Each record below should be output verbatim, without pictures.

========

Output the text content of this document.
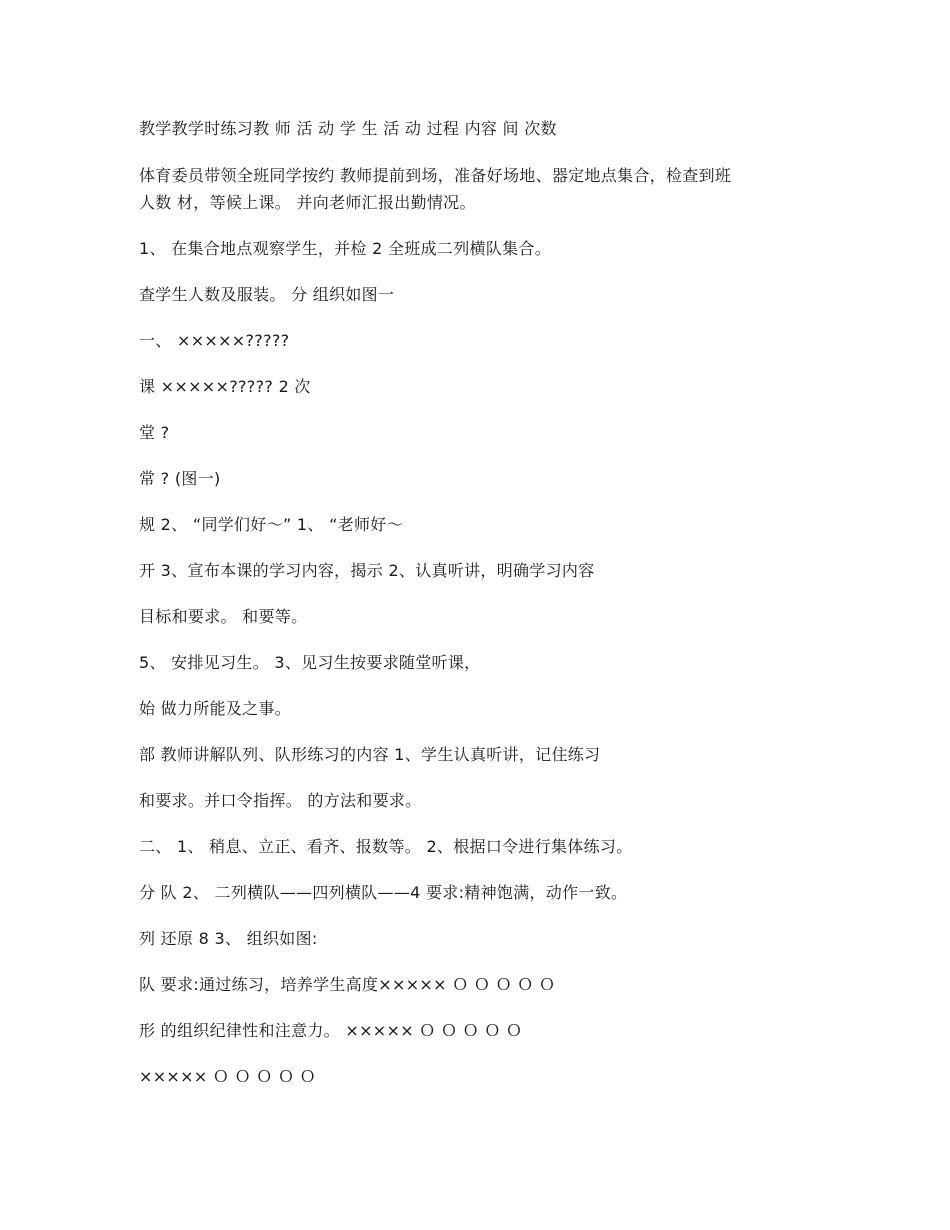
教学教学时练习教 师 活 动 学 生 活 动 过程 内容 间 次数
体育委员带领全班同学按约 教师提前到场，准备好场地、器定地点集合，检查到班
人数 材，等候上课。 并向老师汇报出勤情况。
1、 在集合地点观察学生，并检 2 全班成二列横队集合。
查学生人数及服装。 分 组织如图一
一、 ×××××?????
课 ×××××????? 2 次
堂 ?
常 ? (图一)
规 2、 “同学们好～” 1、 “老师好～
开 3、宣布本课的学习内容，揭示 2、认真听讲，明确学习内容
目标和要求。 和要等。
5、 安排见习生。 3、见习生按要求随堂听课，
始 做力所能及之事。
部 教师讲解队列、队形练习的内容 1、学生认真听讲，记住练习
和要求。并口令指挥。 的方法和要求。
二、 1、 稍息、立正、看齐、报数等。 2、根据口令进行集体练习。
分 队 2、 二列横队——四列横队——4 要求:精神饱满，动作一致。
列 还原 8 3、 组织如图:
队 要求:通过练习，培养学生高度××××× Ｏ Ｏ Ｏ Ｏ Ｏ
形 的组织纪律性和注意力。 ××××× Ｏ Ｏ Ｏ Ｏ Ｏ
××××× Ｏ Ｏ Ｏ Ｏ Ｏ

========

▶ THE REPLY
Output the text content of this document.
教学教学时练习教 师 活 动 学 生 活 动 过程 内容 间 次数
体育委员带领全班同学按约 教师提前到场，准备好场地、器定地点集合，检查到班
人数 材，等候上课。 并向老师汇报出勤情况。
1、 在集合地点观察学生，并检 2 全班成二列横队集合。
查学生人数及服装。 分 组织如图一
一、 ×××××?????
课 ×××××????? 2 次
堂 ?
常 ? (图一)
规 2、 “同学们好～” 1、 “老师好～
开 3、宣布本课的学习内容，揭示 2、认真听讲，明确学习内容
目标和要求。 和要等。
5、 安排见习生。 3、见习生按要求随堂听课，
始 做力所能及之事。
部 教师讲解队列、队形练习的内容 1、学生认真听讲，记住练习
和要求。并口令指挥。 的方法和要求。
二、 1、 稍息、立正、看齐、报数等。 2、根据口令进行集体练习。
分 队 2、 二列横队——四列横队——4 要求:精神饱满，动作一致。
列 还原 8 3、 组织如图:
队 要求:通过练习，培养学生高度××××× Ｏ Ｏ Ｏ Ｏ Ｏ
形 的组织纪律性和注意力。 ××××× Ｏ Ｏ Ｏ Ｏ Ｏ
××××× Ｏ Ｏ Ｏ Ｏ Ｏ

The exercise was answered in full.